# MATERIAL PROVIDED
::::

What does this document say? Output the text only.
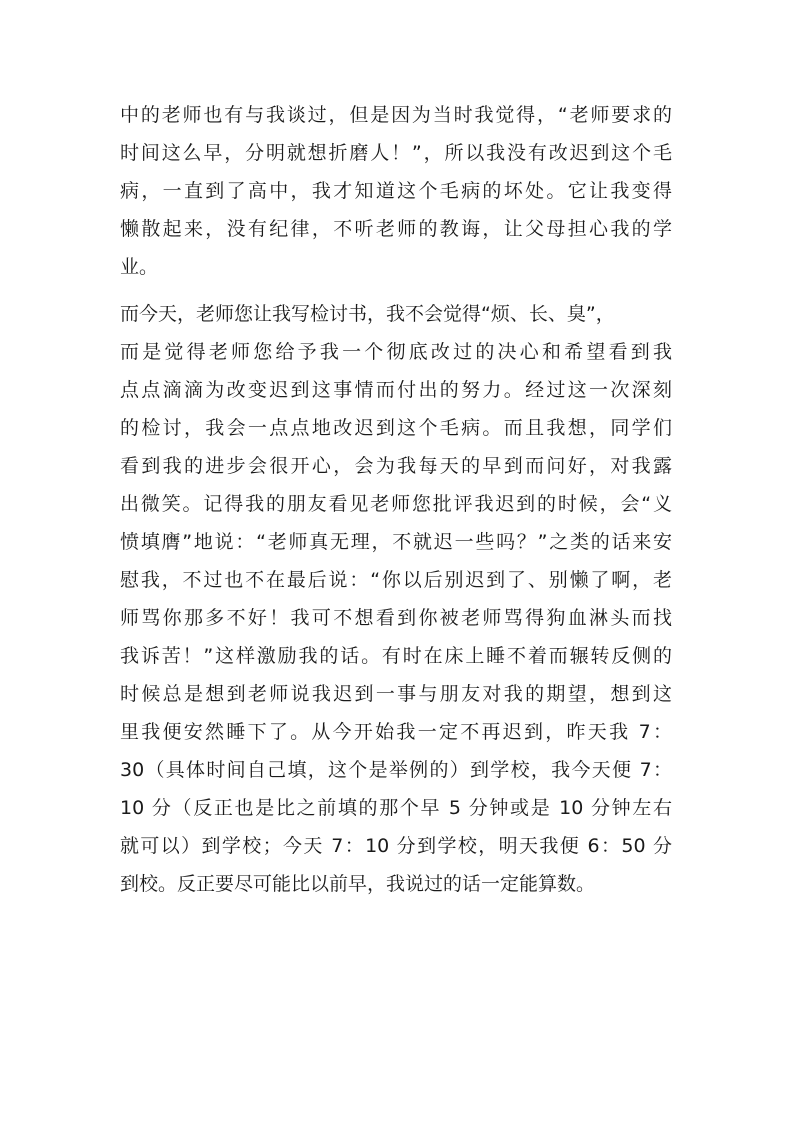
中的老师也有与我谈过，但是因为当时我觉得，“老师要求的
时间这么早，分明就想折磨人！”，所以我没有改迟到这个毛
病，一直到了高中，我才知道这个毛病的坏处。它让我变得
懒散起来，没有纪律，不听老师的教诲，让父母担心我的学
业。
而今天，老师您让我写检讨书，我不会觉得“烦、长、臭”，
而是觉得老师您给予我一个彻底改过的决心和希望看到我
点点滴滴为改变迟到这事情而付出的努力。经过这一次深刻
的检讨，我会一点点地改迟到这个毛病。而且我想，同学们
看到我的进步会很开心，会为我每天的早到而问好，对我露
出微笑。记得我的朋友看见老师您批评我迟到的时候，会“义
愤填膺”地说：“老师真无理，不就迟一些吗？”之类的话来安
慰我，不过也不在最后说：“你以后别迟到了、别懒了啊，老
师骂你那多不好！我可不想看到你被老师骂得狗血淋头而找
我诉苦！”这样激励我的话。有时在床上睡不着而辗转反侧的
时候总是想到老师说我迟到一事与朋友对我的期望，想到这
里我便安然睡下了。从今开始我一定不再迟到，昨天我 7：
30（具体时间自己填，这个是举例的）到学校，我今天便 7：
10 分（反正也是比之前填的那个早 5 分钟或是 10 分钟左右
就可以）到学校；今天 7：10 分到学校，明天我便 6：50 分
到校。反正要尽可能比以前早，我说过的话一定能算数。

::::

# INSTRUCTIONS FOR THE TASK
Transcribe the records above exactly, omitting every picture they contain.

# RIGHT ANSWER
What does this document say? Output the text only.
中的老师也有与我谈过，但是因为当时我觉得，“老师要求的
时间这么早，分明就想折磨人！”，所以我没有改迟到这个毛
病，一直到了高中，我才知道这个毛病的坏处。它让我变得
懒散起来，没有纪律，不听老师的教诲，让父母担心我的学
业。
而今天，老师您让我写检讨书，我不会觉得“烦、长、臭”，
而是觉得老师您给予我一个彻底改过的决心和希望看到我
点点滴滴为改变迟到这事情而付出的努力。经过这一次深刻
的检讨，我会一点点地改迟到这个毛病。而且我想，同学们
看到我的进步会很开心，会为我每天的早到而问好，对我露
出微笑。记得我的朋友看见老师您批评我迟到的时候，会“义
愤填膺”地说：“老师真无理，不就迟一些吗？”之类的话来安
慰我，不过也不在最后说：“你以后别迟到了、别懒了啊，老
师骂你那多不好！我可不想看到你被老师骂得狗血淋头而找
我诉苦！”这样激励我的话。有时在床上睡不着而辗转反侧的
时候总是想到老师说我迟到一事与朋友对我的期望，想到这
里我便安然睡下了。从今开始我一定不再迟到，昨天我 7：
30（具体时间自己填，这个是举例的）到学校，我今天便 7：
10 分（反正也是比之前填的那个早 5 分钟或是 10 分钟左右
就可以）到学校；今天 7：10 分到学校，明天我便 6：50 分
到校。反正要尽可能比以前早，我说过的话一定能算数。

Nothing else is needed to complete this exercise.